Task description: In the material below, find each line holding the string "marker" and copy it.

======

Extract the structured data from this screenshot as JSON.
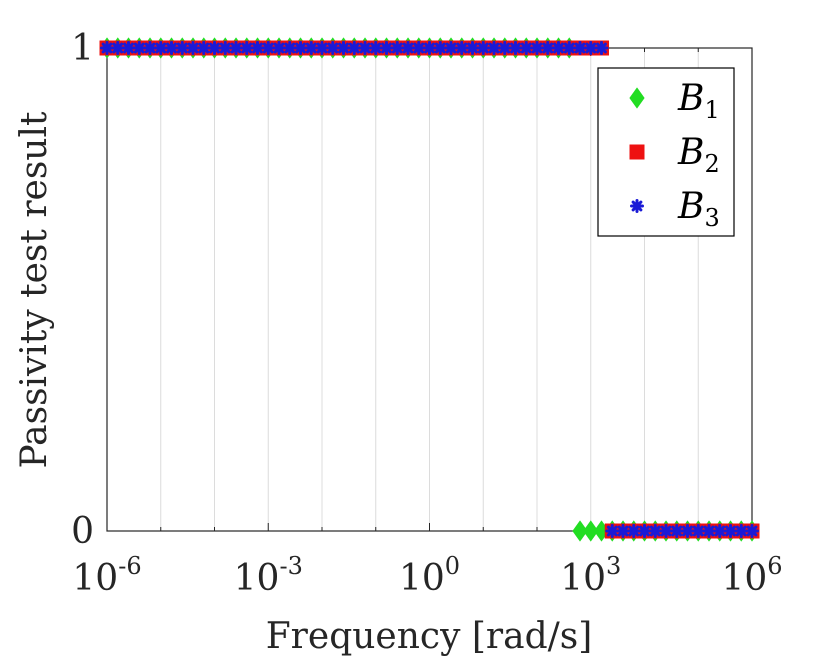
{
  "chart_data": {
    "type": "scatter",
    "title": "",
    "xlabel": "Frequency [rad/s]",
    "ylabel": "Passivity test result",
    "xscale": "log",
    "xlim_log10": [
      -6,
      6
    ],
    "ylim": [
      0,
      1
    ],
    "yticks": [
      0,
      1
    ],
    "ytick_labels": [
      "0",
      "1"
    ],
    "xticks_log10": [
      -6,
      -3,
      0,
      3,
      6
    ],
    "xtick_labels": [
      {
        "base": "10",
        "exp": "-6"
      },
      {
        "base": "10",
        "exp": "-3"
      },
      {
        "base": "10",
        "exp": "0"
      },
      {
        "base": "10",
        "exp": "3"
      },
      {
        "base": "10",
        "exp": "6"
      }
    ],
    "grid": true,
    "legend_position": "top-right",
    "n_points": 61,
    "series": [
      {
        "name": "B",
        "subscript": "1",
        "marker": "diamond",
        "color": "#22dd22",
        "fill": "#22dd22",
        "steps": [
          {
            "from_log10": -6,
            "to_log10": 2.8,
            "value": 1
          },
          {
            "from_log10": 2.8,
            "to_log10": 6,
            "value": 0
          }
        ]
      },
      {
        "name": "B",
        "subscript": "2",
        "marker": "square",
        "color": "#ee1111",
        "fill": "#ee1111",
        "steps": [
          {
            "from_log10": -6,
            "to_log10": 3.2,
            "value": 1
          },
          {
            "from_log10": 3.2,
            "to_log10": 6,
            "value": 0
          }
        ]
      },
      {
        "name": "B",
        "subscript": "3",
        "marker": "asterisk",
        "color": "#1a1ad6",
        "fill": "#1a1ad6",
        "steps": [
          {
            "from_log10": -6,
            "to_log10": 3.2,
            "value": 1
          },
          {
            "from_log10": 3.2,
            "to_log10": 6,
            "value": 0
          }
        ]
      }
    ]
  }
}
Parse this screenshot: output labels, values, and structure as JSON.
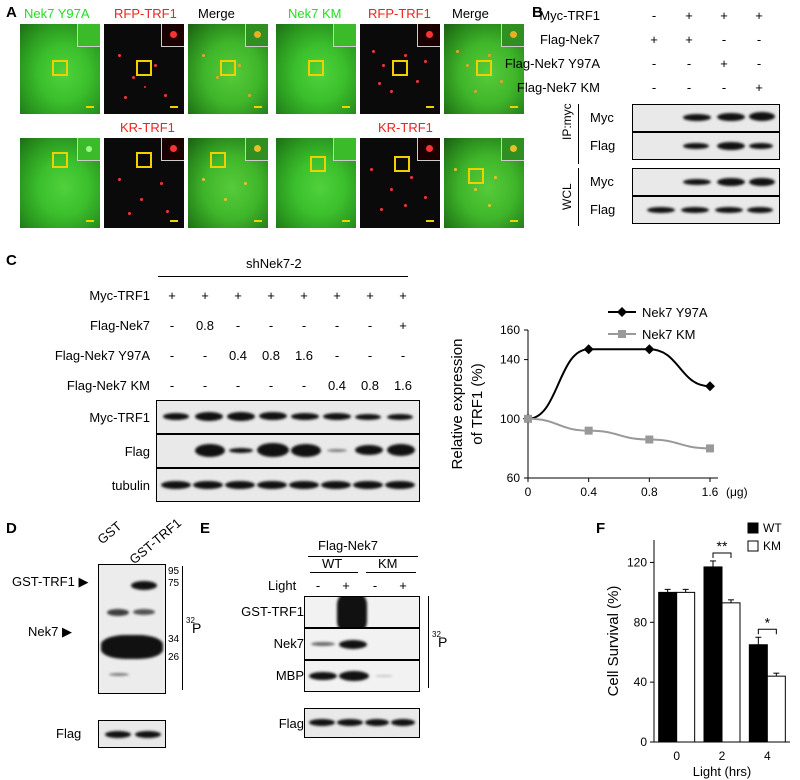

======

Solution to the problem:
        "marker": "diamond",
        "marker": "square",
        "marker": "asterisk",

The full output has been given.